TASK INPUTS
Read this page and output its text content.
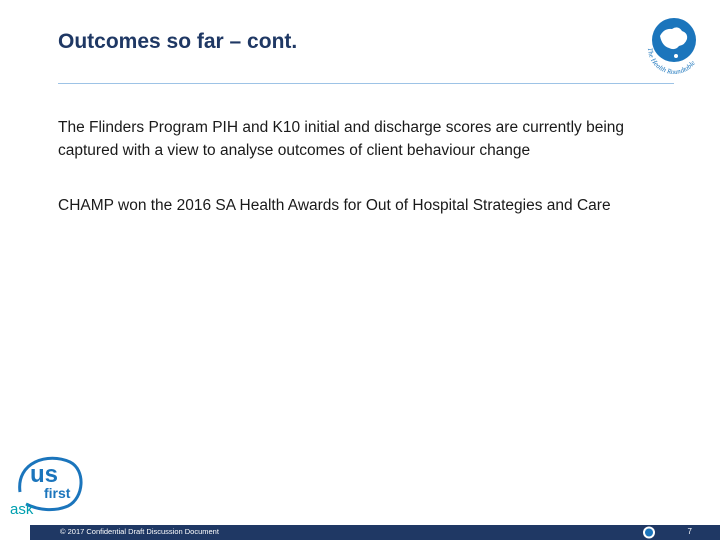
Outcomes so far – cont.	The Health Roundtable

The Flinders Program PIH and K10 initial and discharge scores are currently being captured with a view to analyse outcomes of client behaviour change

CHAMP won the 2016 SA Health Awards for Out of Hospital Strategies and Care

us
first
ask
© 2017 Confidential Draft Discussion Document	7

TASK TO CARRY OUT
All the records need to be repeated exactly, with the images dropped.

TASK ANSWER
Read this page and output its text content.
Outcomes so far – cont.	The Health Roundtable

The Flinders Program PIH and K10 initial and discharge scores are currently being captured with a view to analyse outcomes of client behaviour change

CHAMP won the 2016 SA Health Awards for Out of Hospital Strategies and Care

us
first
ask
© 2017 Confidential Draft Discussion Document	7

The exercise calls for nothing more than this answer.